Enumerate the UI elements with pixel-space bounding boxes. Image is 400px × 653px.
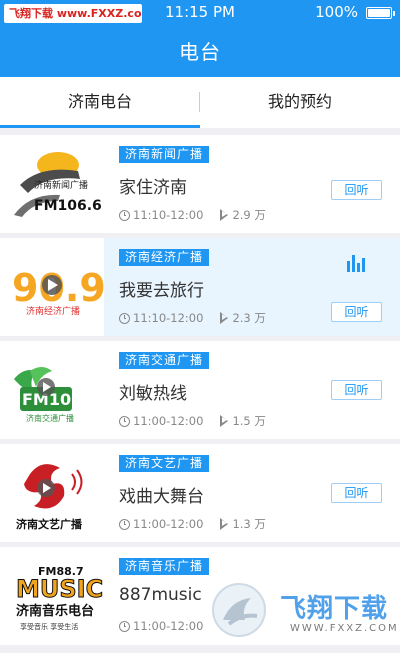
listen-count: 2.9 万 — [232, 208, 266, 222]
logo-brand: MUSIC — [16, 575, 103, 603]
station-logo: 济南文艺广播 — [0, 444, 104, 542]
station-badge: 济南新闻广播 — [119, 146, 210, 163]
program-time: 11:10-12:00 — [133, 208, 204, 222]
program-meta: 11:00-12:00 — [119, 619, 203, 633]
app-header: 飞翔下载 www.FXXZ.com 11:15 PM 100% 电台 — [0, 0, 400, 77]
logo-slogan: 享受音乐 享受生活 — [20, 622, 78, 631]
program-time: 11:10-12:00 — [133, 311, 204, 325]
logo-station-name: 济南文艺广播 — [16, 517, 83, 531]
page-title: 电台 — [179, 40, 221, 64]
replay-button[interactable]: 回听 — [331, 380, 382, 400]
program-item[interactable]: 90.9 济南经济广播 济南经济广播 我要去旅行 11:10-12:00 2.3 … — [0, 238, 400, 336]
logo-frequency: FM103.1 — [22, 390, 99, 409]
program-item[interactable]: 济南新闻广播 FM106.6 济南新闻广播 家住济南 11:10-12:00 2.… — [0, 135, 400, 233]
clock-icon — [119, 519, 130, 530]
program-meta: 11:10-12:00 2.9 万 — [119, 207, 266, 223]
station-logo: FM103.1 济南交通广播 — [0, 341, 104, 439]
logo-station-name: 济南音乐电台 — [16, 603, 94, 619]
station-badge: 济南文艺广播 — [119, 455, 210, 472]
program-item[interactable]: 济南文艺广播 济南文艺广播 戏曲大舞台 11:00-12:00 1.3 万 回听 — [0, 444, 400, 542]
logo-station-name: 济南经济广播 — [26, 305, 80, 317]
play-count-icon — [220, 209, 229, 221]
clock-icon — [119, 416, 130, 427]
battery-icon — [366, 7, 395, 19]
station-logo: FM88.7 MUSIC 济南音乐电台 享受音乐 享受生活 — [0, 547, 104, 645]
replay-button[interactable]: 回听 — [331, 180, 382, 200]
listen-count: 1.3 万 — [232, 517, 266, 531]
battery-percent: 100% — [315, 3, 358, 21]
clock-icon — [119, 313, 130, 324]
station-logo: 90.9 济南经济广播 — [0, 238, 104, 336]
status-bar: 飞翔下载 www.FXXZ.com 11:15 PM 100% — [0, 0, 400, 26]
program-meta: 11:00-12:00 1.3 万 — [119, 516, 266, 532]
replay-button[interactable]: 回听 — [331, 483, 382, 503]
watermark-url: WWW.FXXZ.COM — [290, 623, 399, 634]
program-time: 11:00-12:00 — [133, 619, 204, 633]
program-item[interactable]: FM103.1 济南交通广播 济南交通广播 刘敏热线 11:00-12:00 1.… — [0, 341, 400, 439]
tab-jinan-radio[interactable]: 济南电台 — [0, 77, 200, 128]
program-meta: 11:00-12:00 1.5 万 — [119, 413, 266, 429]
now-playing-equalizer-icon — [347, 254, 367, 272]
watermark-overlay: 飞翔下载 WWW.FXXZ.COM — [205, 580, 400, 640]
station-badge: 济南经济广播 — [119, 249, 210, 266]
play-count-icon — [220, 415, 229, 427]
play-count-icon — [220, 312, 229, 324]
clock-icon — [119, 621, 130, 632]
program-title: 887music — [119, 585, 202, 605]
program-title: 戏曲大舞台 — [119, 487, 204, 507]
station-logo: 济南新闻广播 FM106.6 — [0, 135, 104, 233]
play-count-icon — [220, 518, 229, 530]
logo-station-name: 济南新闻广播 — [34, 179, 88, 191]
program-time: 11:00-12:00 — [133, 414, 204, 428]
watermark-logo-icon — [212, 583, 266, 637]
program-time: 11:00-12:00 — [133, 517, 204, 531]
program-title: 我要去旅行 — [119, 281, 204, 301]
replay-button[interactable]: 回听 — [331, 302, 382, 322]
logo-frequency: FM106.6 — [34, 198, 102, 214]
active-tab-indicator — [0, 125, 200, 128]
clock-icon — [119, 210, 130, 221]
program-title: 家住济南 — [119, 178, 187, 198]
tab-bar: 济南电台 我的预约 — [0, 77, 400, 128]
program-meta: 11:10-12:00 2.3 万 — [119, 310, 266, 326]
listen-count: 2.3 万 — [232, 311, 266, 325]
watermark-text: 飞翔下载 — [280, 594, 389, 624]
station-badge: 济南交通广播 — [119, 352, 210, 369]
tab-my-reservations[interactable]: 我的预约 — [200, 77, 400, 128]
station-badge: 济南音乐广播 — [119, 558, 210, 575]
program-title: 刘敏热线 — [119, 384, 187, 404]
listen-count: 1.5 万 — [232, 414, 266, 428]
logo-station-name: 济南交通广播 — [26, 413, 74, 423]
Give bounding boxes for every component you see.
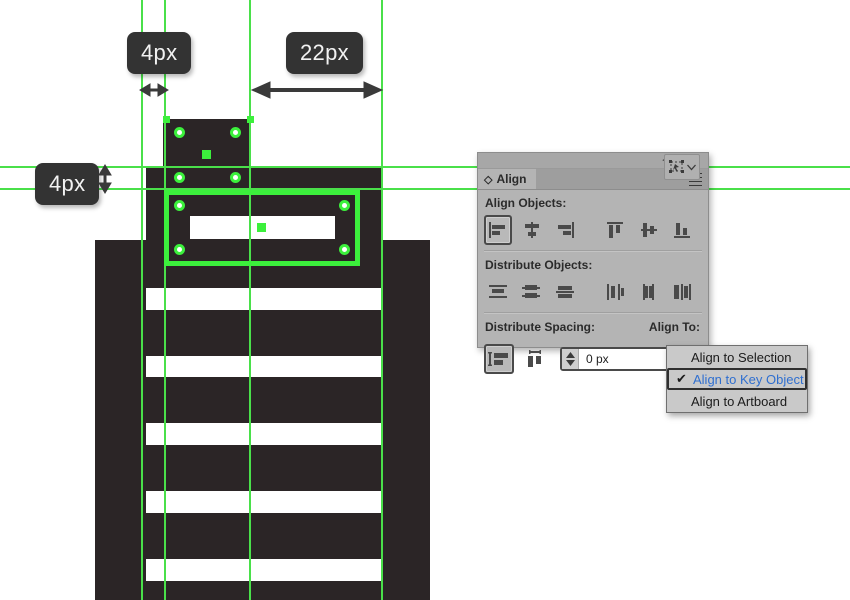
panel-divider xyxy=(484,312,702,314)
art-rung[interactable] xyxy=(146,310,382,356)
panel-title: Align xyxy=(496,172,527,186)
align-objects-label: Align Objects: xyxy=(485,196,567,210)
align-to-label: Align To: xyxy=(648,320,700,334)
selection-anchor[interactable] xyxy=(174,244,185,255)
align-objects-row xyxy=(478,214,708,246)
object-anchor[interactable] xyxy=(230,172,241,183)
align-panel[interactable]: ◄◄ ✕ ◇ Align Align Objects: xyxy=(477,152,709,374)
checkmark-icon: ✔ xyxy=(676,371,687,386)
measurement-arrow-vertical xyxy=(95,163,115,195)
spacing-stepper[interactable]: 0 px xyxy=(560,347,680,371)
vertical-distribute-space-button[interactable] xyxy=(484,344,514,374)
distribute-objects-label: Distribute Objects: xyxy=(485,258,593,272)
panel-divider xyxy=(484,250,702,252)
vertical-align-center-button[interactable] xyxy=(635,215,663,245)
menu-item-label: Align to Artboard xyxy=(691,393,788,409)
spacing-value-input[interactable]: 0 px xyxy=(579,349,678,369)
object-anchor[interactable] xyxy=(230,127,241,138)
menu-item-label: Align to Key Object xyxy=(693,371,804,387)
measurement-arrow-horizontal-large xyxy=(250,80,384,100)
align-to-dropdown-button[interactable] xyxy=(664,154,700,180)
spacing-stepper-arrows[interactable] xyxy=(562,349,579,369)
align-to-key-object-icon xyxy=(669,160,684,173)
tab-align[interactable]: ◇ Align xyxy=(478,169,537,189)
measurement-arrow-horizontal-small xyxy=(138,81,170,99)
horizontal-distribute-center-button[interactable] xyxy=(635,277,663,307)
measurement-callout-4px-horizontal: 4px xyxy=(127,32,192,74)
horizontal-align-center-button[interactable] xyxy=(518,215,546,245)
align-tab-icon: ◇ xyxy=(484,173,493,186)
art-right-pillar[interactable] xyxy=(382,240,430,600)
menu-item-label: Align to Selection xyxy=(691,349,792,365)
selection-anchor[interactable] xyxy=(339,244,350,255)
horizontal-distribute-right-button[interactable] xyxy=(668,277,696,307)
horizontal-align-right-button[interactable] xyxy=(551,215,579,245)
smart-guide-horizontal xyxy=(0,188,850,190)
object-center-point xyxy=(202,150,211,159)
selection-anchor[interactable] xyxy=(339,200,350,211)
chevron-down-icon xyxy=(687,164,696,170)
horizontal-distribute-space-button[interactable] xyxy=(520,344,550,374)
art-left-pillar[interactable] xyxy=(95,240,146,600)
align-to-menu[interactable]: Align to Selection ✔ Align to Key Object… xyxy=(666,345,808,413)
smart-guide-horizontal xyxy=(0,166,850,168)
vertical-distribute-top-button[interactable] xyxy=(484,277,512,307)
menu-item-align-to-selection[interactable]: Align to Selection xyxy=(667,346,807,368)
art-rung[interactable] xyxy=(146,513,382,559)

GIVEN TASK.
Copy out every line of the records above without any change, leaving out the picture placeholders.

RIGHT ANSWER.
Enumerate the UI elements with pixel-space bounding boxes. Image is 400px × 653px.
listen-count: 2.9 万 — [232, 208, 266, 222]
logo-brand: MUSIC — [16, 575, 103, 603]
station-logo: 济南文艺广播 — [0, 444, 104, 542]
station-badge: 济南新闻广播 — [119, 146, 210, 163]
program-time: 11:10-12:00 — [133, 208, 204, 222]
program-meta: 11:00-12:00 — [119, 619, 203, 633]
app-header: 飞翔下载 www.FXXZ.com 11:15 PM 100% 电台 — [0, 0, 400, 77]
logo-slogan: 享受音乐 享受生活 — [20, 622, 78, 631]
program-time: 11:10-12:00 — [133, 311, 204, 325]
logo-station-name: 济南文艺广播 — [16, 517, 83, 531]
page-title: 电台 — [179, 40, 221, 64]
replay-button[interactable]: 回听 — [331, 380, 382, 400]
program-item[interactable]: 90.9 济南经济广播 济南经济广播 我要去旅行 11:10-12:00 2.3 … — [0, 238, 400, 336]
logo-frequency: FM103.1 — [22, 390, 99, 409]
program-item[interactable]: 济南新闻广播 FM106.6 济南新闻广播 家住济南 11:10-12:00 2.… — [0, 135, 400, 233]
clock-icon — [119, 519, 130, 530]
program-meta: 11:10-12:00 2.9 万 — [119, 207, 266, 223]
station-logo: FM103.1 济南交通广播 — [0, 341, 104, 439]
logo-station-name: 济南音乐电台 — [16, 603, 94, 619]
station-badge: 济南文艺广播 — [119, 455, 210, 472]
program-item[interactable]: 济南文艺广播 济南文艺广播 戏曲大舞台 11:00-12:00 1.3 万 回听 — [0, 444, 400, 542]
logo-station-name: 济南经济广播 — [26, 305, 80, 317]
play-count-icon — [220, 209, 229, 221]
clock-icon — [119, 416, 130, 427]
battery-icon — [366, 7, 395, 19]
station-logo: FM88.7 MUSIC 济南音乐电台 享受音乐 享受生活 — [0, 547, 104, 645]
replay-button[interactable]: 回听 — [331, 180, 382, 200]
listen-count: 1.3 万 — [232, 517, 266, 531]
battery-percent: 100% — [315, 3, 358, 21]
clock-icon — [119, 313, 130, 324]
station-logo: 90.9 济南经济广播 — [0, 238, 104, 336]
status-bar: 飞翔下载 www.FXXZ.com 11:15 PM 100% — [0, 0, 400, 26]
program-meta: 11:00-12:00 1.3 万 — [119, 516, 266, 532]
replay-button[interactable]: 回听 — [331, 483, 382, 503]
watermark-url: WWW.FXXZ.COM — [290, 623, 399, 634]
program-time: 11:00-12:00 — [133, 619, 204, 633]
program-item[interactable]: FM103.1 济南交通广播 济南交通广播 刘敏热线 11:00-12:00 1.… — [0, 341, 400, 439]
tab-jinan-radio[interactable]: 济南电台 — [0, 77, 200, 128]
program-meta: 11:00-12:00 1.5 万 — [119, 413, 266, 429]
now-playing-equalizer-icon — [347, 254, 367, 272]
watermark-overlay: 飞翔下载 WWW.FXXZ.COM — [205, 580, 400, 640]
station-badge: 济南经济广播 — [119, 249, 210, 266]
play-count-icon — [220, 415, 229, 427]
play-count-icon — [220, 312, 229, 324]
clock-icon — [119, 621, 130, 632]
program-title: 887music — [119, 585, 202, 605]
program-title: 戏曲大舞台 — [119, 487, 204, 507]
station-logo: 济南新闻广播 FM106.6 — [0, 135, 104, 233]
play-count-icon — [220, 518, 229, 530]
logo-station-name: 济南新闻广播 — [34, 179, 88, 191]
program-time: 11:00-12:00 — [133, 414, 204, 428]
watermark-logo-icon — [212, 583, 266, 637]
program-time: 11:00-12:00 — [133, 517, 204, 531]
program-title: 我要去旅行 — [119, 281, 204, 301]
replay-button[interactable]: 回听 — [331, 302, 382, 322]
logo-frequency: FM106.6 — [34, 198, 102, 214]
active-tab-indicator — [0, 125, 200, 128]
clock-icon — [119, 210, 130, 221]
program-title: 家住济南 — [119, 178, 187, 198]
tab-bar: 济南电台 我的预约 — [0, 77, 400, 128]
program-meta: 11:10-12:00 2.3 万 — [119, 310, 266, 326]
listen-count: 2.3 万 — [232, 311, 266, 325]
watermark-text: 飞翔下载 — [280, 594, 389, 624]
station-badge: 济南交通广播 — [119, 352, 210, 369]
tab-my-reservations[interactable]: 我的预约 — [200, 77, 400, 128]
station-badge: 济南音乐广播 — [119, 558, 210, 575]
program-title: 刘敏热线 — [119, 384, 187, 404]
listen-count: 1.5 万 — [232, 414, 266, 428]
logo-station-name: 济南交通广播 — [26, 413, 74, 423]
Give bounding boxes for every component you see.
panel-divider xyxy=(484,312,702,314)
art-rung[interactable] xyxy=(146,310,382,356)
panel-title: Align xyxy=(496,172,527,186)
align-objects-label: Align Objects: xyxy=(485,196,567,210)
align-to-label: Align To: xyxy=(648,320,700,334)
selection-anchor[interactable] xyxy=(174,244,185,255)
align-objects-row xyxy=(478,214,708,246)
object-anchor[interactable] xyxy=(230,172,241,183)
align-panel[interactable]: ◄◄ ✕ ◇ Align Align Objects: xyxy=(477,152,709,374)
checkmark-icon: ✔ xyxy=(676,371,687,386)
measurement-arrow-vertical xyxy=(95,163,115,195)
spacing-stepper[interactable]: 0 px xyxy=(560,347,680,371)
vertical-distribute-space-button[interactable] xyxy=(484,344,514,374)
distribute-objects-label: Distribute Objects: xyxy=(485,258,593,272)
panel-divider xyxy=(484,250,702,252)
vertical-align-center-button[interactable] xyxy=(635,215,663,245)
menu-item-label: Align to Artboard xyxy=(691,393,788,409)
spacing-value-input[interactable]: 0 px xyxy=(579,349,678,369)
object-anchor[interactable] xyxy=(230,127,241,138)
menu-item-label: Align to Key Object xyxy=(693,371,804,387)
measurement-arrow-horizontal-large xyxy=(250,80,384,100)
align-to-dropdown-button[interactable] xyxy=(664,154,700,180)
spacing-stepper-arrows[interactable] xyxy=(562,349,579,369)
align-to-key-object-icon xyxy=(669,160,684,173)
tab-align[interactable]: ◇ Align xyxy=(478,169,537,189)
measurement-arrow-horizontal-small xyxy=(138,81,170,99)
horizontal-distribute-center-button[interactable] xyxy=(635,277,663,307)
measurement-callout-4px-horizontal: 4px xyxy=(127,32,192,74)
horizontal-align-center-button[interactable] xyxy=(518,215,546,245)
align-tab-icon: ◇ xyxy=(484,173,493,186)
art-right-pillar[interactable] xyxy=(382,240,430,600)
menu-item-label: Align to Selection xyxy=(691,349,792,365)
selection-anchor[interactable] xyxy=(339,244,350,255)
horizontal-distribute-right-button[interactable] xyxy=(668,277,696,307)
horizontal-align-right-button[interactable] xyxy=(551,215,579,245)
smart-guide-horizontal xyxy=(0,188,850,190)
object-center-point xyxy=(202,150,211,159)
selection-anchor[interactable] xyxy=(339,200,350,211)
chevron-down-icon xyxy=(687,164,696,170)
horizontal-distribute-space-button[interactable] xyxy=(520,344,550,374)
art-left-pillar[interactable] xyxy=(95,240,146,600)
align-to-menu[interactable]: Align to Selection ✔ Align to Key Object… xyxy=(666,345,808,413)
smart-guide-horizontal xyxy=(0,166,850,168)
vertical-distribute-top-button[interactable] xyxy=(484,277,512,307)
menu-item-align-to-selection[interactable]: Align to Selection xyxy=(667,346,807,368)
art-rung[interactable] xyxy=(146,513,382,559)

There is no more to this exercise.